Dataset entries:
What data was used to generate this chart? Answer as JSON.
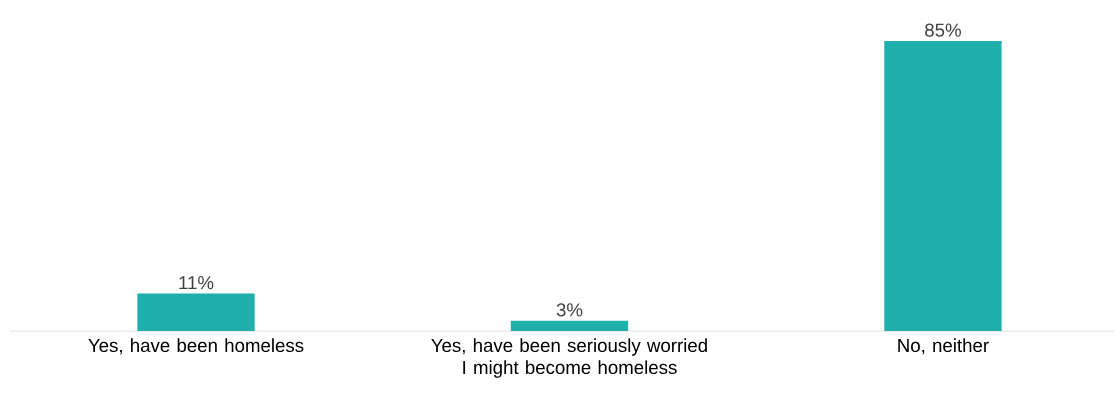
{
  "chart_data": {
    "type": "bar",
    "categories": [
      "Yes, have been homeless",
      "Yes, have been seriously worried I might become homeless",
      "No, neither"
    ],
    "values": [
      11,
      3,
      85
    ],
    "value_labels": [
      "11%",
      "3%",
      "85%"
    ],
    "color": "#1fb0ac"
  }
}
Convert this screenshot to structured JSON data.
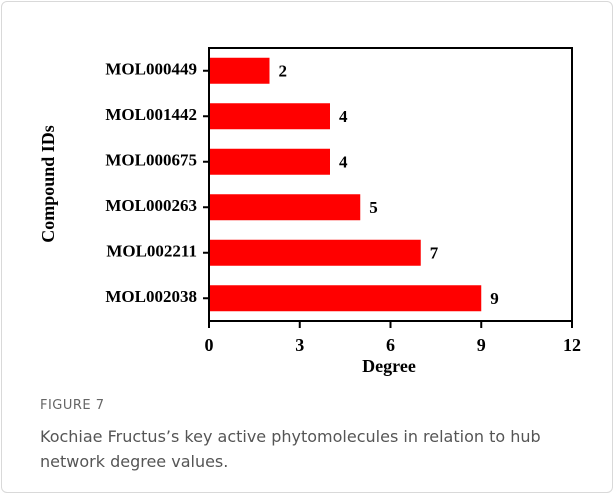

- _Stated goal_
Print all the records again exactly; do not include any picture.

- _Result of the exercise_
What data was used to generate this chart? Answer as JSON.
{
  "chart_data": {
    "type": "bar",
    "categories": [
      "Yes, have been homeless",
      "Yes, have been seriously worried I might become homeless",
      "No, neither"
    ],
    "values": [
      11,
      3,
      85
    ],
    "value_labels": [
      "11%",
      "3%",
      "85%"
    ],
    "color": "#1fb0ac"
  }
}
Convert this screenshot to structured JSON data.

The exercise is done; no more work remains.